Keep the pictures out and restate every record exactly.
BEGIN
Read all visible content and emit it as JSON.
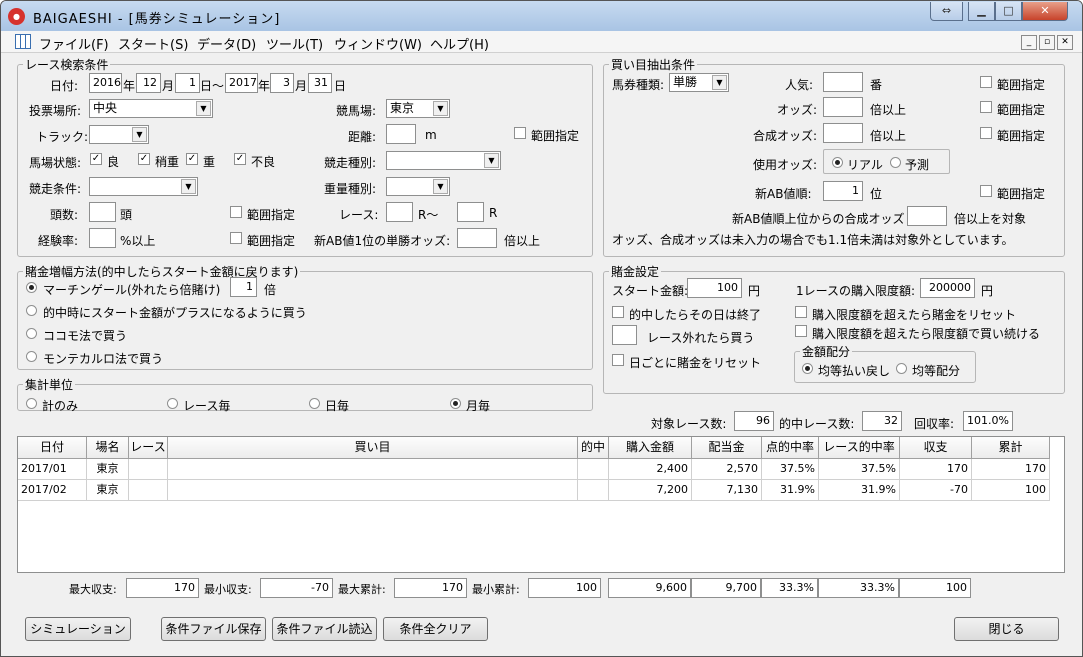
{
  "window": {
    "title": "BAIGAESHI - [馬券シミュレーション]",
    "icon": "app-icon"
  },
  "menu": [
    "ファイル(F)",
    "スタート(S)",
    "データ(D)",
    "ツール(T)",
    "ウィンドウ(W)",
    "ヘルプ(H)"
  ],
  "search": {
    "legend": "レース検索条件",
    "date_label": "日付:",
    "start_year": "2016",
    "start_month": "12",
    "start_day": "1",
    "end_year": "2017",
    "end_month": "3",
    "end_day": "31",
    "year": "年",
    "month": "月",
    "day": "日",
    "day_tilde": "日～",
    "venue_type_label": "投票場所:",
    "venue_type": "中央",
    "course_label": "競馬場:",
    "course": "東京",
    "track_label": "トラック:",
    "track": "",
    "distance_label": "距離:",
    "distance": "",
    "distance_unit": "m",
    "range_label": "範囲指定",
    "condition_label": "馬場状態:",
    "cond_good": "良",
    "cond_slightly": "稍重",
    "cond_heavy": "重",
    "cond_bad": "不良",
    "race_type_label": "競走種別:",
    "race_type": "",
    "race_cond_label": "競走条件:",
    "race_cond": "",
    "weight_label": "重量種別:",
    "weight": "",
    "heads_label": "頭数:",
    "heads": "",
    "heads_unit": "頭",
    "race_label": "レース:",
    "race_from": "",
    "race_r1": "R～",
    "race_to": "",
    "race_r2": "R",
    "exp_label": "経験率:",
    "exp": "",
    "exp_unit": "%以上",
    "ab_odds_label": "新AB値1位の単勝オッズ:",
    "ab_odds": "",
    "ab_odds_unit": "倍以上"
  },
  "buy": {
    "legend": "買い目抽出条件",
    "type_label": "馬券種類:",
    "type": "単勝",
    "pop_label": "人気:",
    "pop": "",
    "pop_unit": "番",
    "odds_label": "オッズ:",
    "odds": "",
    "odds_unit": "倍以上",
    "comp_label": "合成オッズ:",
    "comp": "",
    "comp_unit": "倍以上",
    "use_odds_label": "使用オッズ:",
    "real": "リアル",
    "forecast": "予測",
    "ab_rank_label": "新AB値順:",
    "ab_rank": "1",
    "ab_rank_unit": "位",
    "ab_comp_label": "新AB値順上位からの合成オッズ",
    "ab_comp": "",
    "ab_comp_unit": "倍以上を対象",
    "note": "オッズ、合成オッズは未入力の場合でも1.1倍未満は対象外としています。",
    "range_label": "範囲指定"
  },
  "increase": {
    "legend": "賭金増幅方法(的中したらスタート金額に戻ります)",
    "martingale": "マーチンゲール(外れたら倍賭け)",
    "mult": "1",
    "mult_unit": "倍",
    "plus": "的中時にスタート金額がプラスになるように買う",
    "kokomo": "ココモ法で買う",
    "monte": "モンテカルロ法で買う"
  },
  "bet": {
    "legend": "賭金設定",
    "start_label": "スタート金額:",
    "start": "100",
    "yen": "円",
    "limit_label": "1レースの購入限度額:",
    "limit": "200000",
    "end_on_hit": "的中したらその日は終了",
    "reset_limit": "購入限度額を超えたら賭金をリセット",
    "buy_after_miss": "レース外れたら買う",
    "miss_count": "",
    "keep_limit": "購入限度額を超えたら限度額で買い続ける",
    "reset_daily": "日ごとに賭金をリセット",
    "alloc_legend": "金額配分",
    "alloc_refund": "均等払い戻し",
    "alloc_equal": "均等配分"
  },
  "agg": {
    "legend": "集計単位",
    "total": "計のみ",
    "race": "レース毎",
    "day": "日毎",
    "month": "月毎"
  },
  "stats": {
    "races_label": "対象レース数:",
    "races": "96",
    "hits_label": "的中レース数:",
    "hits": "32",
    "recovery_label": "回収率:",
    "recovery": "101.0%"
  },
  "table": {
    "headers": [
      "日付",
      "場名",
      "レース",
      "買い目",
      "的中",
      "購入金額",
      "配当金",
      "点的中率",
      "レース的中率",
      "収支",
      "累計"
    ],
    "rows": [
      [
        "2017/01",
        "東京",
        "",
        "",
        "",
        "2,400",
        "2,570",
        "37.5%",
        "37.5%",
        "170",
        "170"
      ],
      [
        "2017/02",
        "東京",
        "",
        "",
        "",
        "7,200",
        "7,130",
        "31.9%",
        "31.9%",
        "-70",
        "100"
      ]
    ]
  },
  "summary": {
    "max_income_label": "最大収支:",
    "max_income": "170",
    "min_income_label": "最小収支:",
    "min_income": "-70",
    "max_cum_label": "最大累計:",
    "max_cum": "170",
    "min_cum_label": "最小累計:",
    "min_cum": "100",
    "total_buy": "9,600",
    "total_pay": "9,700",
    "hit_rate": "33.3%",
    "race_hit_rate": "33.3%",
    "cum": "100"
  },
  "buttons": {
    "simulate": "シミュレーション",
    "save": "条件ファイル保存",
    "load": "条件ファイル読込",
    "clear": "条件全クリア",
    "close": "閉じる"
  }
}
END
[Response to this task]
Read all visible content and emit it as JSON.
{
  "window": {
    "title": "BAIGAESHI - [馬券シミュレーション]",
    "icon": "app-icon"
  },
  "menu": [
    "ファイル(F)",
    "スタート(S)",
    "データ(D)",
    "ツール(T)",
    "ウィンドウ(W)",
    "ヘルプ(H)"
  ],
  "search": {
    "legend": "レース検索条件",
    "date_label": "日付:",
    "start_year": "2016",
    "start_month": "12",
    "start_day": "1",
    "end_year": "2017",
    "end_month": "3",
    "end_day": "31",
    "year": "年",
    "month": "月",
    "day": "日",
    "day_tilde": "日～",
    "venue_type_label": "投票場所:",
    "venue_type": "中央",
    "course_label": "競馬場:",
    "course": "東京",
    "track_label": "トラック:",
    "track": "",
    "distance_label": "距離:",
    "distance": "",
    "distance_unit": "m",
    "range_label": "範囲指定",
    "condition_label": "馬場状態:",
    "cond_good": "良",
    "cond_slightly": "稍重",
    "cond_heavy": "重",
    "cond_bad": "不良",
    "race_type_label": "競走種別:",
    "race_type": "",
    "race_cond_label": "競走条件:",
    "race_cond": "",
    "weight_label": "重量種別:",
    "weight": "",
    "heads_label": "頭数:",
    "heads": "",
    "heads_unit": "頭",
    "race_label": "レース:",
    "race_from": "",
    "race_r1": "R～",
    "race_to": "",
    "race_r2": "R",
    "exp_label": "経験率:",
    "exp": "",
    "exp_unit": "%以上",
    "ab_odds_label": "新AB値1位の単勝オッズ:",
    "ab_odds": "",
    "ab_odds_unit": "倍以上"
  },
  "buy": {
    "legend": "買い目抽出条件",
    "type_label": "馬券種類:",
    "type": "単勝",
    "pop_label": "人気:",
    "pop": "",
    "pop_unit": "番",
    "odds_label": "オッズ:",
    "odds": "",
    "odds_unit": "倍以上",
    "comp_label": "合成オッズ:",
    "comp": "",
    "comp_unit": "倍以上",
    "use_odds_label": "使用オッズ:",
    "real": "リアル",
    "forecast": "予測",
    "ab_rank_label": "新AB値順:",
    "ab_rank": "1",
    "ab_rank_unit": "位",
    "ab_comp_label": "新AB値順上位からの合成オッズ",
    "ab_comp": "",
    "ab_comp_unit": "倍以上を対象",
    "note": "オッズ、合成オッズは未入力の場合でも1.1倍未満は対象外としています。",
    "range_label": "範囲指定"
  },
  "increase": {
    "legend": "賭金増幅方法(的中したらスタート金額に戻ります)",
    "martingale": "マーチンゲール(外れたら倍賭け)",
    "mult": "1",
    "mult_unit": "倍",
    "plus": "的中時にスタート金額がプラスになるように買う",
    "kokomo": "ココモ法で買う",
    "monte": "モンテカルロ法で買う"
  },
  "bet": {
    "legend": "賭金設定",
    "start_label": "スタート金額:",
    "start": "100",
    "yen": "円",
    "limit_label": "1レースの購入限度額:",
    "limit": "200000",
    "end_on_hit": "的中したらその日は終了",
    "reset_limit": "購入限度額を超えたら賭金をリセット",
    "buy_after_miss": "レース外れたら買う",
    "miss_count": "",
    "keep_limit": "購入限度額を超えたら限度額で買い続ける",
    "reset_daily": "日ごとに賭金をリセット",
    "alloc_legend": "金額配分",
    "alloc_refund": "均等払い戻し",
    "alloc_equal": "均等配分"
  },
  "agg": {
    "legend": "集計単位",
    "total": "計のみ",
    "race": "レース毎",
    "day": "日毎",
    "month": "月毎"
  },
  "stats": {
    "races_label": "対象レース数:",
    "races": "96",
    "hits_label": "的中レース数:",
    "hits": "32",
    "recovery_label": "回収率:",
    "recovery": "101.0%"
  },
  "table": {
    "headers": [
      "日付",
      "場名",
      "レース",
      "買い目",
      "的中",
      "購入金額",
      "配当金",
      "点的中率",
      "レース的中率",
      "収支",
      "累計"
    ],
    "rows": [
      [
        "2017/01",
        "東京",
        "",
        "",
        "",
        "2,400",
        "2,570",
        "37.5%",
        "37.5%",
        "170",
        "170"
      ],
      [
        "2017/02",
        "東京",
        "",
        "",
        "",
        "7,200",
        "7,130",
        "31.9%",
        "31.9%",
        "-70",
        "100"
      ]
    ]
  },
  "summary": {
    "max_income_label": "最大収支:",
    "max_income": "170",
    "min_income_label": "最小収支:",
    "min_income": "-70",
    "max_cum_label": "最大累計:",
    "max_cum": "170",
    "min_cum_label": "最小累計:",
    "min_cum": "100",
    "total_buy": "9,600",
    "total_pay": "9,700",
    "hit_rate": "33.3%",
    "race_hit_rate": "33.3%",
    "cum": "100"
  },
  "buttons": {
    "simulate": "シミュレーション",
    "save": "条件ファイル保存",
    "load": "条件ファイル読込",
    "clear": "条件全クリア",
    "close": "閉じる"
  }
}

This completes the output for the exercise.